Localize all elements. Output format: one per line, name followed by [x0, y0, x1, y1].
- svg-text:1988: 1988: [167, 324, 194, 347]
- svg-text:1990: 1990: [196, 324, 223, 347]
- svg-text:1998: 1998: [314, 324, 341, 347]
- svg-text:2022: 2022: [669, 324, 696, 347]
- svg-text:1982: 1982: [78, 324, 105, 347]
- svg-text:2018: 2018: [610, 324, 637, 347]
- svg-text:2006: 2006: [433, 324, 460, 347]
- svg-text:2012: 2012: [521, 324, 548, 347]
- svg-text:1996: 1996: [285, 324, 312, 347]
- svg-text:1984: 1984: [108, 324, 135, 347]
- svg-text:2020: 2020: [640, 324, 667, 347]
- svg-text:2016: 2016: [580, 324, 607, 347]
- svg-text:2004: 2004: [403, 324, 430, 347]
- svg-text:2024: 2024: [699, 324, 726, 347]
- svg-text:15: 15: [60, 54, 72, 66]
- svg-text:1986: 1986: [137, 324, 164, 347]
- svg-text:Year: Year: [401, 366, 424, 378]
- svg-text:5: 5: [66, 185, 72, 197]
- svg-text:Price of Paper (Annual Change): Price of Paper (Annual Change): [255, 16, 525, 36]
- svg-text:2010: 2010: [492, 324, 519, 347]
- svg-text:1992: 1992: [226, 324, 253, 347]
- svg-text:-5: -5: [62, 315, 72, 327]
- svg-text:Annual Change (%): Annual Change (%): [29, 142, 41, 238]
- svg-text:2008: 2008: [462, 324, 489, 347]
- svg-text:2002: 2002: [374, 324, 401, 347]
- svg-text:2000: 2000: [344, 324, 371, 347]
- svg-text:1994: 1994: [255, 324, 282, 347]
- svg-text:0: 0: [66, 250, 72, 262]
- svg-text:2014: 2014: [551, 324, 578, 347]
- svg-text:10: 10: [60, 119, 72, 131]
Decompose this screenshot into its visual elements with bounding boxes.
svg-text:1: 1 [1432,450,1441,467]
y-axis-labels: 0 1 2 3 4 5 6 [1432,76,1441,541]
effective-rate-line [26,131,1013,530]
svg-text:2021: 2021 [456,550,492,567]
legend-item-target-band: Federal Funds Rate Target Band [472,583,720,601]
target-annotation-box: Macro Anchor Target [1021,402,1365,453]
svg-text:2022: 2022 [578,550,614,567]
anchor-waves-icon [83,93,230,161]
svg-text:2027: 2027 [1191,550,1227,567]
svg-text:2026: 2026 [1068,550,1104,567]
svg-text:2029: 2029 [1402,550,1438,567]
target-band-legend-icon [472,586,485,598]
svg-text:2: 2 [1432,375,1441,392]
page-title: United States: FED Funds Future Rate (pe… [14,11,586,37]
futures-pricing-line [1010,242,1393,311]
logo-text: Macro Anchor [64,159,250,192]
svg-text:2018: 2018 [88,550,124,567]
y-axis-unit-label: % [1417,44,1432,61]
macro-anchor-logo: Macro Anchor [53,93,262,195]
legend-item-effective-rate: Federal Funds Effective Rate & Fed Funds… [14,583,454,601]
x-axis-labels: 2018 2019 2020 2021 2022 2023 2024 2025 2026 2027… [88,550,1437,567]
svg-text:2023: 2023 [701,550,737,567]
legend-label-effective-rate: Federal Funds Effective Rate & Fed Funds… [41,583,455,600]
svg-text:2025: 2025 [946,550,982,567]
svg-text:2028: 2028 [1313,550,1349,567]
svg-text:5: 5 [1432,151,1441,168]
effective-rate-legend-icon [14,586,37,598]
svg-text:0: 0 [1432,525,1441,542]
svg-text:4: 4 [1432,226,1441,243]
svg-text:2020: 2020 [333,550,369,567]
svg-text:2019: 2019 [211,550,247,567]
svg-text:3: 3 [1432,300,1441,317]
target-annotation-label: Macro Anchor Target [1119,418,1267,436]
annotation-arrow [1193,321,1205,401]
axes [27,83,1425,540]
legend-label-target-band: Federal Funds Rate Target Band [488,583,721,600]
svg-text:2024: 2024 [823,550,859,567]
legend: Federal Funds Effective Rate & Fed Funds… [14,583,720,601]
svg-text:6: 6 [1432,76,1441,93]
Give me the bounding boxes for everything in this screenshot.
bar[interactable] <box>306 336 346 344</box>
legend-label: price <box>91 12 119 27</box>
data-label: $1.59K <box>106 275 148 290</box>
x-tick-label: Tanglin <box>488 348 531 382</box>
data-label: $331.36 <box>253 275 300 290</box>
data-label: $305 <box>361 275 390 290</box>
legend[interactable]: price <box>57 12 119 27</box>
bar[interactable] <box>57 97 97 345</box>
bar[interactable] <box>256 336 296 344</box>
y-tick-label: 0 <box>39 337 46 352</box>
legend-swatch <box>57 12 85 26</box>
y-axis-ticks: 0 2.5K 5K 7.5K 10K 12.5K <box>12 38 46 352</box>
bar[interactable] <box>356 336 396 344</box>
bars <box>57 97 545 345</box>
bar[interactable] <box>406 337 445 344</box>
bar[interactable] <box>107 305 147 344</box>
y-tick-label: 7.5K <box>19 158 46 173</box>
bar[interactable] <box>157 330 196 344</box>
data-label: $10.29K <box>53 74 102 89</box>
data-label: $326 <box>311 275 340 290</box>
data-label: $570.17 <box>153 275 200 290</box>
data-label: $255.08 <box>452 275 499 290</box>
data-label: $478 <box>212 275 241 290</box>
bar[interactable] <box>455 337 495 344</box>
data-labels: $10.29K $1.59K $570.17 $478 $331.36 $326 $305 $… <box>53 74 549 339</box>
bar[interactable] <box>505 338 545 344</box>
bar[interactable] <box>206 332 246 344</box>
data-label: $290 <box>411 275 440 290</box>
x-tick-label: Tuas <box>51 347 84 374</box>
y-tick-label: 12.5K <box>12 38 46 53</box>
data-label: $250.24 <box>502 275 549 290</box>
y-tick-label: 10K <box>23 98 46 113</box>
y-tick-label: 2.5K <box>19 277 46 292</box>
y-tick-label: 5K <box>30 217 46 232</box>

EXERCISE GOAL: Can you reproduce the data from its first line through the line with "- svg-text:2010: 2010: [492, 324, 519, 347]", swapping "Price" for "Cost" and leaving everything else unchanged?

OUTPUT FOR THIS EXERCISE:
Localize all elements. Output format: one per line, name followed by [x0, y0, x1, y1].
- svg-text:1988: 1988: [167, 324, 194, 347]
- svg-text:1990: 1990: [196, 324, 223, 347]
- svg-text:1998: 1998: [314, 324, 341, 347]
- svg-text:2022: 2022: [669, 324, 696, 347]
- svg-text:1982: 1982: [78, 324, 105, 347]
- svg-text:2018: 2018: [610, 324, 637, 347]
- svg-text:2006: 2006: [433, 324, 460, 347]
- svg-text:2012: 2012: [521, 324, 548, 347]
- svg-text:1996: 1996: [285, 324, 312, 347]
- svg-text:1984: 1984: [108, 324, 135, 347]
- svg-text:2020: 2020: [640, 324, 667, 347]
- svg-text:2016: 2016: [580, 324, 607, 347]
- svg-text:2004: 2004: [403, 324, 430, 347]
- svg-text:2024: 2024: [699, 324, 726, 347]
- svg-text:15: 15: [60, 54, 72, 66]
- svg-text:1986: 1986: [137, 324, 164, 347]
- svg-text:Year: Year: [401, 366, 424, 378]
- svg-text:5: 5: [66, 185, 72, 197]
- svg-text:Cost of Paper (Annual Change): Cost of Paper (Annual Change): [255, 16, 525, 36]
- svg-text:2010: 2010: [492, 324, 519, 347]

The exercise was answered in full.